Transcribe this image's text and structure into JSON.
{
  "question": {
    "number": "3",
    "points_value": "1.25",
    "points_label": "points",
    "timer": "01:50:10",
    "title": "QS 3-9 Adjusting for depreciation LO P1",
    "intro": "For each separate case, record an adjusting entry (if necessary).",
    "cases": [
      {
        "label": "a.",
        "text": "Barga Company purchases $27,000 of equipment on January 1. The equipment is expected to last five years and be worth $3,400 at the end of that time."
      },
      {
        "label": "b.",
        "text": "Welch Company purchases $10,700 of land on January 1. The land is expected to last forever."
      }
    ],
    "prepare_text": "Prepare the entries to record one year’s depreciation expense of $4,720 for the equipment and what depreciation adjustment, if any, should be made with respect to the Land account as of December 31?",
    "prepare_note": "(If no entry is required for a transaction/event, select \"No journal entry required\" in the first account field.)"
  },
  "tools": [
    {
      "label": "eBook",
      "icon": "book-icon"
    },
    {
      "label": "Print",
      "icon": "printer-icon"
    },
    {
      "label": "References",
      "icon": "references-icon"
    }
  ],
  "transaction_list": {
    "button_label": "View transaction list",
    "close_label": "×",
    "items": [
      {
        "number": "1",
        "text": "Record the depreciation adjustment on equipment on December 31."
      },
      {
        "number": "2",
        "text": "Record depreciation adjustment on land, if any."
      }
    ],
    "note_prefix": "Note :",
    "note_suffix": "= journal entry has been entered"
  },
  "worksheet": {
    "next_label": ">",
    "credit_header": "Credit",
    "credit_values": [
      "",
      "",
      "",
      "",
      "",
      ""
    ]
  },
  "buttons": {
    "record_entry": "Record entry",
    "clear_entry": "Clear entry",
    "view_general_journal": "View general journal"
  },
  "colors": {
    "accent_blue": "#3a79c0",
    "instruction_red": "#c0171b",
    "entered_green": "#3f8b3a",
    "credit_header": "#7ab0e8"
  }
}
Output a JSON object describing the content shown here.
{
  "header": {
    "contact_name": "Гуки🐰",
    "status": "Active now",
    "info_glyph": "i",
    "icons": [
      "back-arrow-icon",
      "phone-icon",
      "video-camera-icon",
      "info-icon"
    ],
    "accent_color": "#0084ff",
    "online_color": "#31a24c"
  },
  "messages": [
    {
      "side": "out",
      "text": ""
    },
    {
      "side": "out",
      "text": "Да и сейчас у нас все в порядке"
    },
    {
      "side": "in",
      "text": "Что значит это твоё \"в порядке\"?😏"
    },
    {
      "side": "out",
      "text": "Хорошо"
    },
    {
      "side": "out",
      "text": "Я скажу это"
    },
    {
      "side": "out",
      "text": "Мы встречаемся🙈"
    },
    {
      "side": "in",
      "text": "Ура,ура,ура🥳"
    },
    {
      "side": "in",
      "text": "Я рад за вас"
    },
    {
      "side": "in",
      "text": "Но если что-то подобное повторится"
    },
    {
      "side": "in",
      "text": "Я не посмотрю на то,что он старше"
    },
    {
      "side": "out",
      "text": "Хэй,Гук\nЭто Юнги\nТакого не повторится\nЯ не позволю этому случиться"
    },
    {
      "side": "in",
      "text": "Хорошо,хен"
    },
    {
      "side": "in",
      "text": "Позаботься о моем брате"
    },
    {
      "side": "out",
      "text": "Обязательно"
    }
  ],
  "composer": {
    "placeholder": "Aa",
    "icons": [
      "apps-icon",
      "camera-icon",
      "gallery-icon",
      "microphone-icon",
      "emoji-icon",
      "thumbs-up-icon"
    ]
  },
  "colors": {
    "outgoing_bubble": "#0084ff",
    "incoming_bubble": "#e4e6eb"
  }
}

============

Exercise aim
Go through the material line by line. Show each line that contains the string "Company".

Result
        "text": "Barga Company purchases $27,000 of equipment on January 1. The equipment is expected to last five years and be worth $3,400 at the end of that time."
        "text": "Welch Company purchases $10,700 of land on January 1. The land is expected to last forever."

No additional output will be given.